◆ **WHAT NEEDS TO BE DONE**: Set down each entry below exactly as it stands.

━━━━━━━━━━━━━━━━━━━━━━━━━━━━━━

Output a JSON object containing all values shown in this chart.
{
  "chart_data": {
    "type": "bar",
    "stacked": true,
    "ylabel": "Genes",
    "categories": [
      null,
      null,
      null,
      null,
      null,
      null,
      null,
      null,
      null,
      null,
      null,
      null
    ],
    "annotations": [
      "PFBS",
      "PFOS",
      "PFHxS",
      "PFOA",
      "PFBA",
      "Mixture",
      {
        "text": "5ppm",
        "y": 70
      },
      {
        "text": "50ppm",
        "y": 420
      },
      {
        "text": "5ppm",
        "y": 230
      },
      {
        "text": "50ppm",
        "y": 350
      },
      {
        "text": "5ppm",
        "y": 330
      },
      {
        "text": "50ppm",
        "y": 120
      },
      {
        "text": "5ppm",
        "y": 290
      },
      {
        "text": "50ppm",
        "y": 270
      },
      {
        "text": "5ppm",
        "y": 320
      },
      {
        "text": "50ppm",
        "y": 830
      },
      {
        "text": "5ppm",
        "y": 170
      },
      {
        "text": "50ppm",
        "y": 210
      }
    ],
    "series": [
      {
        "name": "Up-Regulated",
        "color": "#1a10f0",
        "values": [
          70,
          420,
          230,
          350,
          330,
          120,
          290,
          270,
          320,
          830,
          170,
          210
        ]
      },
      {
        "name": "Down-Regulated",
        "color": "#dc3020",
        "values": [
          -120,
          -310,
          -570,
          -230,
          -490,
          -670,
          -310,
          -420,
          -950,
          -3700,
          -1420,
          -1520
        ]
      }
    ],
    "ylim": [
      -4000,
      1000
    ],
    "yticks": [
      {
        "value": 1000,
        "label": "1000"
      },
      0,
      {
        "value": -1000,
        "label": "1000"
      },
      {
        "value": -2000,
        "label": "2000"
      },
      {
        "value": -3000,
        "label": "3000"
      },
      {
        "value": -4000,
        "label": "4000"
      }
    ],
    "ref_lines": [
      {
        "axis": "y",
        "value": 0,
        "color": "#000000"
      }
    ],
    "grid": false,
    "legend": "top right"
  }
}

━━━━━━━━━━━━━━━━━━━━━━━━━━━━━━

◆ **SOLUTION TO THE PROBLEM**:
Output a JSON object containing all values shown in this chart.
{
  "chart_data": {
    "type": "bar",
    "stacked": true,
    "ylabel": "Genes",
    "categories": [
      null,
      null,
      null,
      null,
      null,
      null,
      null,
      null,
      null,
      null,
      null,
      null
    ],
    "annotations": [
      "PFBS",
      "PFOS",
      "PFHxS",
      "PFOA",
      "PFBA",
      "Mixture",
      {
        "text": "5ppm",
        "y": 70
      },
      {
        "text": "50ppm",
        "y": 420
      },
      {
        "text": "5ppm",
        "y": 230
      },
      {
        "text": "50ppm",
        "y": 350
      },
      {
        "text": "5ppm",
        "y": 330
      },
      {
        "text": "50ppm",
        "y": 120
      },
      {
        "text": "5ppm",
        "y": 290
      },
      {
        "text": "50ppm",
        "y": 270
      },
      {
        "text": "5ppm",
        "y": 320
      },
      {
        "text": "50ppm",
        "y": 830
      },
      {
        "text": "5ppm",
        "y": 170
      },
      {
        "text": "50ppm",
        "y": 210
      }
    ],
    "series": [
      {
        "name": "Up-Regulated",
        "color": "#1a10f0",
        "values": [
          70,
          420,
          230,
          350,
          330,
          120,
          290,
          270,
          320,
          830,
          170,
          210
        ]
      },
      {
        "name": "Down-Regulated",
        "color": "#dc3020",
        "values": [
          -120,
          -310,
          -570,
          -230,
          -490,
          -670,
          -310,
          -420,
          -950,
          -3700,
          -1420,
          -1520
        ]
      }
    ],
    "ylim": [
      -4000,
      1000
    ],
    "yticks": [
      {
        "value": 1000,
        "label": "1000"
      },
      0,
      {
        "value": -1000,
        "label": "1000"
      },
      {
        "value": -2000,
        "label": "2000"
      },
      {
        "value": -3000,
        "label": "3000"
      },
      {
        "value": -4000,
        "label": "4000"
      }
    ],
    "ref_lines": [
      {
        "axis": "y",
        "value": 0,
        "color": "#000000"
      }
    ],
    "grid": false,
    "legend": "top right"
  }
}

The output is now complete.